**Work required**
Copy the records below exactly, leaving out any pictures.

====

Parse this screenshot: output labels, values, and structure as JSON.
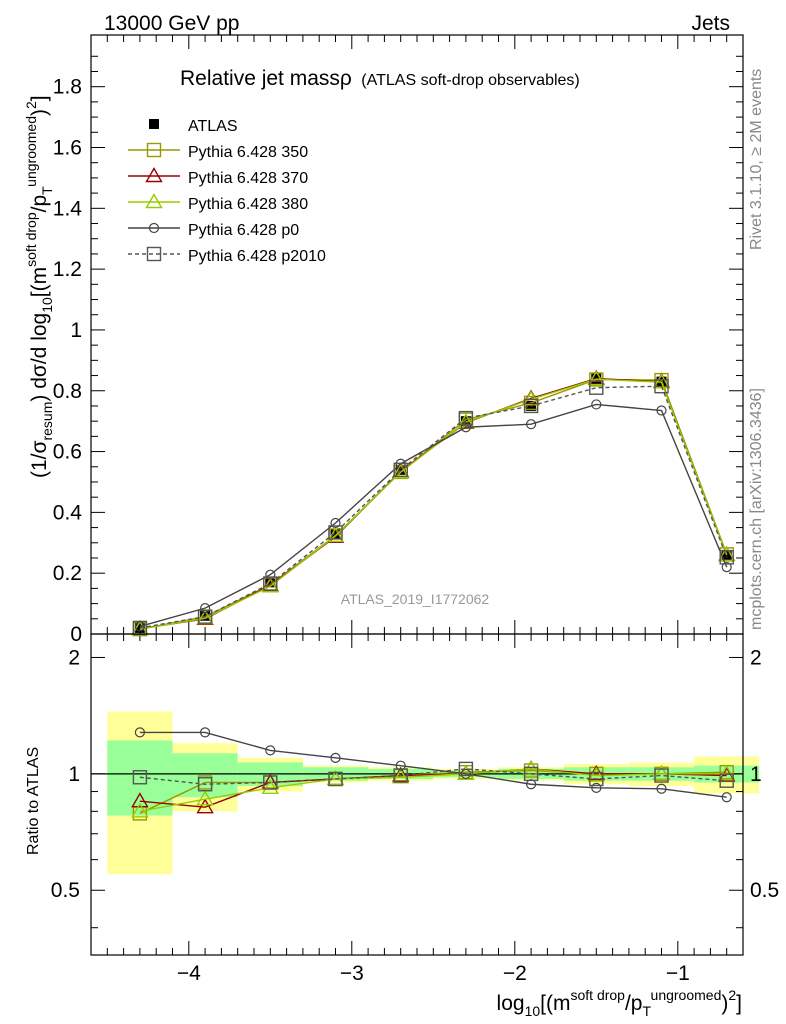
{
  "header": {
    "left": "13000 GeV pp",
    "right": "Jets"
  },
  "side": {
    "top": "Rivet 3.1.10, ≥ 2M events",
    "bottom": "mcplots.cern.ch [arXiv:1306.3436]"
  },
  "chart_data": {
    "type": "line",
    "title_main": "Relative jet massρ",
    "title_sub": "(ATLAS soft-drop observables)",
    "watermark": "ATLAS_2019_I1772062",
    "ylabel": "(1/σresum) dσ/d log10[(m soft drop / pT ungroomed)2]",
    "ratio_ylabel": "Ratio to ATLAS",
    "xlabel": "log10[(m soft drop / pT ungroomed)2]",
    "xlim": [
      -4.6,
      -0.6
    ],
    "ylim": [
      0,
      1.97
    ],
    "ratio_ylim": [
      0.34,
      2.3
    ],
    "x_ticks": [
      -4,
      -3,
      -2,
      -1
    ],
    "x_tick_labels": [
      "−4",
      "−3",
      "−2",
      "−1"
    ],
    "y_ticks": [
      0,
      0.2,
      0.4,
      0.6,
      0.8,
      1,
      1.2,
      1.4,
      1.6,
      1.8
    ],
    "y_tick_labels": [
      "0",
      "0.2",
      "0.4",
      "0.6",
      "0.8",
      "1",
      "1.2",
      "1.4",
      "1.6",
      "1.8"
    ],
    "ratio_ticks": [
      0.5,
      1,
      2
    ],
    "ratio_tick_labels": [
      "0.5",
      "1",
      "2"
    ],
    "x": [
      -4.3,
      -3.9,
      -3.5,
      -3.1,
      -2.7,
      -2.3,
      -1.9,
      -1.5,
      -1.1,
      -0.7
    ],
    "bin_edges": [
      -4.5,
      -4.1,
      -3.7,
      -3.3,
      -2.9,
      -2.5,
      -2.1,
      -1.7,
      -1.3,
      -0.9,
      -0.5
    ],
    "data": {
      "name": "ATLAS",
      "values": [
        0.02,
        0.06,
        0.17,
        0.33,
        0.54,
        0.7,
        0.75,
        0.84,
        0.83,
        0.26
      ],
      "band_inner": [
        0.22,
        0.13,
        0.07,
        0.04,
        0.03,
        0.02,
        0.03,
        0.04,
        0.04,
        0.05
      ],
      "band_outer": [
        0.45,
        0.2,
        0.1,
        0.05,
        0.04,
        0.03,
        0.04,
        0.06,
        0.07,
        0.11
      ]
    },
    "series": [
      {
        "name": "Pythia 6.428 350",
        "color": "#999900",
        "marker": "square",
        "dash": "",
        "values": [
          0.016,
          0.057,
          0.162,
          0.324,
          0.533,
          0.705,
          0.76,
          0.837,
          0.835,
          0.262
        ],
        "ratio": [
          0.79,
          0.95,
          0.95,
          0.97,
          0.99,
          1.01,
          1.02,
          1.0,
          1.0,
          1.01
        ]
      },
      {
        "name": "Pythia 6.428 370",
        "color": "#990000",
        "marker": "triangle",
        "dash": "",
        "values": [
          0.017,
          0.05,
          0.16,
          0.32,
          0.535,
          0.695,
          0.775,
          0.84,
          0.83,
          0.26
        ],
        "ratio": [
          0.85,
          0.82,
          0.95,
          0.97,
          0.99,
          1.0,
          1.03,
          1.0,
          1.0,
          0.99
        ]
      },
      {
        "name": "Pythia 6.428 380",
        "color": "#99cc00",
        "marker": "triangle",
        "dash": "",
        "values": [
          0.016,
          0.052,
          0.157,
          0.323,
          0.532,
          0.697,
          0.772,
          0.838,
          0.828,
          0.26
        ],
        "ratio": [
          0.8,
          0.86,
          0.92,
          0.97,
          0.98,
          1.0,
          1.03,
          0.99,
          1.0,
          1.0
        ]
      },
      {
        "name": "Pythia 6.428 p0",
        "color": "#444444",
        "marker": "circle",
        "dash": "",
        "values": [
          0.025,
          0.085,
          0.195,
          0.365,
          0.56,
          0.68,
          0.69,
          0.755,
          0.735,
          0.22
        ],
        "ratio": [
          1.28,
          1.28,
          1.15,
          1.1,
          1.05,
          1.0,
          0.94,
          0.92,
          0.915,
          0.87
        ]
      },
      {
        "name": "Pythia 6.428 p2010",
        "color": "#555555",
        "marker": "square",
        "dash": "4,3",
        "values": [
          0.02,
          0.057,
          0.166,
          0.334,
          0.54,
          0.71,
          0.75,
          0.81,
          0.815,
          0.252
        ],
        "ratio": [
          0.98,
          0.94,
          0.95,
          0.97,
          0.99,
          1.03,
          1.0,
          0.97,
          0.99,
          0.96
        ]
      }
    ]
  }
}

====

**Task response**
Parse this screenshot: output labels, values, and structure as JSON.
{
  "header": {
    "left": "13000 GeV pp",
    "right": "Jets"
  },
  "side": {
    "top": "Rivet 3.1.10, ≥ 2M events",
    "bottom": "mcplots.cern.ch [arXiv:1306.3436]"
  },
  "chart_data": {
    "type": "line",
    "title_main": "Relative jet massρ",
    "title_sub": "(ATLAS soft-drop observables)",
    "watermark": "ATLAS_2019_I1772062",
    "ylabel": "(1/σresum) dσ/d log10[(m soft drop / pT ungroomed)2]",
    "ratio_ylabel": "Ratio to ATLAS",
    "xlabel": "log10[(m soft drop / pT ungroomed)2]",
    "xlim": [
      -4.6,
      -0.6
    ],
    "ylim": [
      0,
      1.97
    ],
    "ratio_ylim": [
      0.34,
      2.3
    ],
    "x_ticks": [
      -4,
      -3,
      -2,
      -1
    ],
    "x_tick_labels": [
      "−4",
      "−3",
      "−2",
      "−1"
    ],
    "y_ticks": [
      0,
      0.2,
      0.4,
      0.6,
      0.8,
      1,
      1.2,
      1.4,
      1.6,
      1.8
    ],
    "y_tick_labels": [
      "0",
      "0.2",
      "0.4",
      "0.6",
      "0.8",
      "1",
      "1.2",
      "1.4",
      "1.6",
      "1.8"
    ],
    "ratio_ticks": [
      0.5,
      1,
      2
    ],
    "ratio_tick_labels": [
      "0.5",
      "1",
      "2"
    ],
    "x": [
      -4.3,
      -3.9,
      -3.5,
      -3.1,
      -2.7,
      -2.3,
      -1.9,
      -1.5,
      -1.1,
      -0.7
    ],
    "bin_edges": [
      -4.5,
      -4.1,
      -3.7,
      -3.3,
      -2.9,
      -2.5,
      -2.1,
      -1.7,
      -1.3,
      -0.9,
      -0.5
    ],
    "data": {
      "name": "ATLAS",
      "values": [
        0.02,
        0.06,
        0.17,
        0.33,
        0.54,
        0.7,
        0.75,
        0.84,
        0.83,
        0.26
      ],
      "band_inner": [
        0.22,
        0.13,
        0.07,
        0.04,
        0.03,
        0.02,
        0.03,
        0.04,
        0.04,
        0.05
      ],
      "band_outer": [
        0.45,
        0.2,
        0.1,
        0.05,
        0.04,
        0.03,
        0.04,
        0.06,
        0.07,
        0.11
      ]
    },
    "series": [
      {
        "name": "Pythia 6.428 350",
        "color": "#999900",
        "marker": "square",
        "dash": "",
        "values": [
          0.016,
          0.057,
          0.162,
          0.324,
          0.533,
          0.705,
          0.76,
          0.837,
          0.835,
          0.262
        ],
        "ratio": [
          0.79,
          0.95,
          0.95,
          0.97,
          0.99,
          1.01,
          1.02,
          1.0,
          1.0,
          1.01
        ]
      },
      {
        "name": "Pythia 6.428 370",
        "color": "#990000",
        "marker": "triangle",
        "dash": "",
        "values": [
          0.017,
          0.05,
          0.16,
          0.32,
          0.535,
          0.695,
          0.775,
          0.84,
          0.83,
          0.26
        ],
        "ratio": [
          0.85,
          0.82,
          0.95,
          0.97,
          0.99,
          1.0,
          1.03,
          1.0,
          1.0,
          0.99
        ]
      },
      {
        "name": "Pythia 6.428 380",
        "color": "#99cc00",
        "marker": "triangle",
        "dash": "",
        "values": [
          0.016,
          0.052,
          0.157,
          0.323,
          0.532,
          0.697,
          0.772,
          0.838,
          0.828,
          0.26
        ],
        "ratio": [
          0.8,
          0.86,
          0.92,
          0.97,
          0.98,
          1.0,
          1.03,
          0.99,
          1.0,
          1.0
        ]
      },
      {
        "name": "Pythia 6.428 p0",
        "color": "#444444",
        "marker": "circle",
        "dash": "",
        "values": [
          0.025,
          0.085,
          0.195,
          0.365,
          0.56,
          0.68,
          0.69,
          0.755,
          0.735,
          0.22
        ],
        "ratio": [
          1.28,
          1.28,
          1.15,
          1.1,
          1.05,
          1.0,
          0.94,
          0.92,
          0.915,
          0.87
        ]
      },
      {
        "name": "Pythia 6.428 p2010",
        "color": "#555555",
        "marker": "square",
        "dash": "4,3",
        "values": [
          0.02,
          0.057,
          0.166,
          0.334,
          0.54,
          0.71,
          0.75,
          0.81,
          0.815,
          0.252
        ],
        "ratio": [
          0.98,
          0.94,
          0.95,
          0.97,
          0.99,
          1.03,
          1.0,
          0.97,
          0.99,
          0.96
        ]
      }
    ]
  }
}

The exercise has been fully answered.